书面问题 1: 在关于神经网络代码的页面文本中，用200幅图片迭代200次能得到多高的正确率？
书面问题 2: 从关于神经网络代码的页面文本结束的地方接着写下去。

页面文本:

======

上周写完了该代码，但是由于没有注意到softmax相关的实现故结果不对，更正后可以得到正确结果，用200幅图片迭代200次可以得到90%以上的正确率，参数设置还有待于优化，另外可以考虑用多线程加速，此处目前还有问题（有待于修改，慎用）。

推导请参考之前的文章http://blog.csdn.net/xuanyuansen/article/details/41214115。

#coding=utf-8
'''
Created on 2014??11??15??

@author: wangshuai13
'''
import numpy
#import matplotlib.pyplot as plt
import struct
import math
import random
import time

import threading  

class MyThread(threading.Thread):  
    def __init__(self,threadname,tANN,idx_start,idx_end):  
        threading.Thread.__init__(self,name=threadname)
        self.ANN=tANN
        self.idx_start=idx_start
        self.idx_end=idx_end
    def run(self):
        cDetaW,cDetaB,cError=self.ANN.backwardPropogation(self.ANN.traindata[self.idx_start],0)
        for idx in range(self.idx_start+1,self.idx_end):
            DetaWtemp,DetaBtemp,Errortemp=self.ANN.backwardPropogation(self.ANN.traindata[idx],idx)
            cError += Errortemp
            #cDetaW += DetaWtemp
            #cDetaB += DetaBtemp
            for idx_W in range(0,len(cDetaW)):
                cDetaW[idx_W] += DetaWtemp[idx_W]
                
            for idx_B in range(0,len(cDetaB)):
                cDetaB[idx_B] += DetaBtemp[idx_B]      
        return cDetaW,cDetaB,cError
    
    
def sigmoid(inX):
    return 1.0/(1.0+math.exp(-inX))

def softmax(inMatrix):
    m,n=numpy.shape(inMatrix)
    outMatrix=numpy.mat(numpy.zeros((m,n)))
    soft_sum=0
    for idx in range(0,n):
        outMatrix[0,idx] = math.exp(inMatrix[0,idx])

======

所给资料:
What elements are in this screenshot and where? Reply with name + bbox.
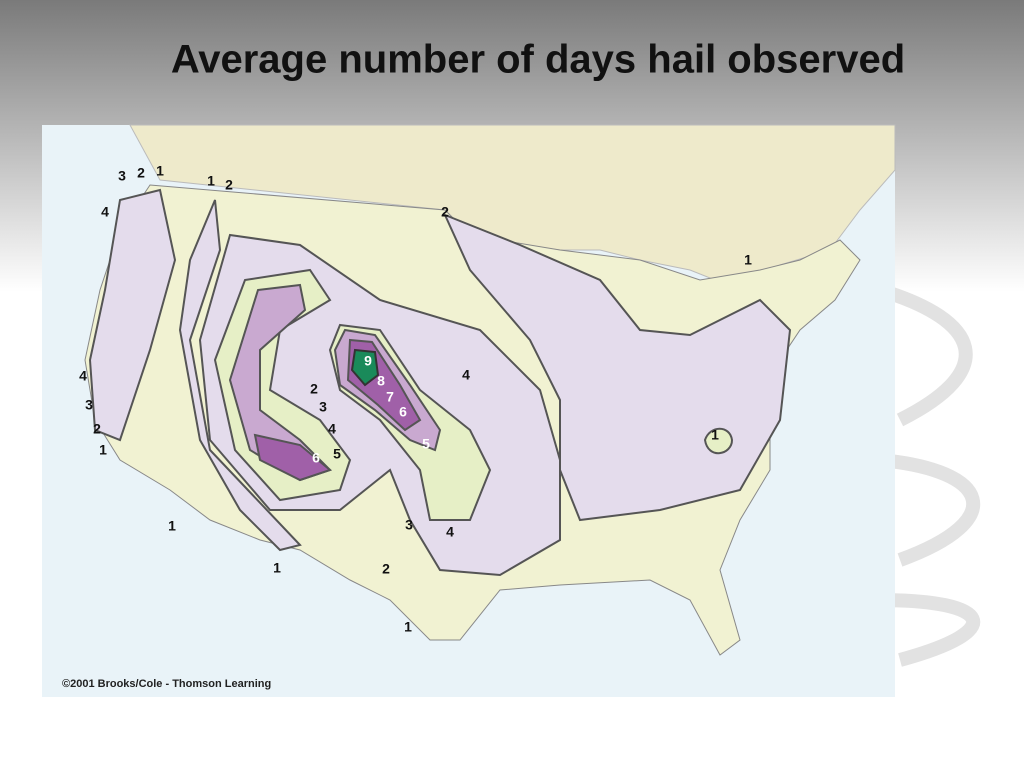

======

书面回答 1: 90%以上的正确率。

书面回答 2:
        soft_sum += outMatrix[0,idx]
    for idx in range(0,n):
        outMatrix[0,idx] /= soft_sum
    return  outMatrix

def tangenth(inX):
    return (1.0*math.exp(inX)-1.0*math.exp(-inX))/(1.0*math.exp(inX)+1.0*math.exp(-inX))

def difsigmoid(inX):
    return sigmoid(inX)*(1.0-sigmoid(inX))

def sigmoidMatrix(inputMatrix):
    m,n=numpy.shape(inputMatrix)
    outMatrix=numpy.mat(numpy.zeros((m,n)))
    for idx_m in range(0,m):
        for idx_n in range(0,n):
            outMatrix[idx_m,idx_n]=sigmoid(inputMatrix[idx_m,idx_n])
    return outMatrix

def loadMNISTimage(absFilePathandName,datanum=60000):
    images=open(absFilePathandName,'rb')
    buf=images.read()
    index=0
    magic, numImages , numRows , numColumns = struct.unpack_from('>IIII' , buf , index)
    print magic, numImages , numRows , numColumns
    index += struct.calcsize('>IIII')
    if magic != 2051:
        raise Exception
    datasize=int(784*datanum)
    datablock=">"+str(datasize)+"B"
    #nextmatrix=struct.unpack_from('>47040000B' ,buf, index)
    nextmatrix=struct.unpack_from(datablock ,buf, index)
    nextmatrix=numpy.array(nextmatrix)/255.0
    #nextmatrix=nextmatrix.reshape(numImages,numRows,numColumns)
    nextmatrix=nextmatrix.reshape(datanum,1,numRows*numColumns)
    #for idx in range(0,numImages):
    #    test=nextmatrix[idx,:,:]
    #    print idx,numpy.shape(test)
    #im = struct.unpack_from('>784B' ,buf, index)
    #move=struct.calcsize('>784B')
    #print move
    #index += struct.calcsize('>784B')
    #im=numpy.array(im)
    #im = im.reshape(14,56)
    #row,col=numpy.shape(im)
    #print row,col
    #fig = plt.figure()
    #plotwindow = fig.add_subplot(111)
    #plt.imshow(im , cmap='gray')
    #plt.show()
    #nextsum=59999*28*28
    #print nextsum
    #nextmatrix=struct.unpack_from('>47039216B' ,buf, index)
    #nextmatrix=numpy.array(nextmatrix)
    #nextmatrix=nextmatrix.reshape(59999,28,28)
    #for idx in range(1,59999):
        #temp=nextmatrix[idx,:,:]
        #plt.imshow(temp,cmap='gray')
        #plt.show()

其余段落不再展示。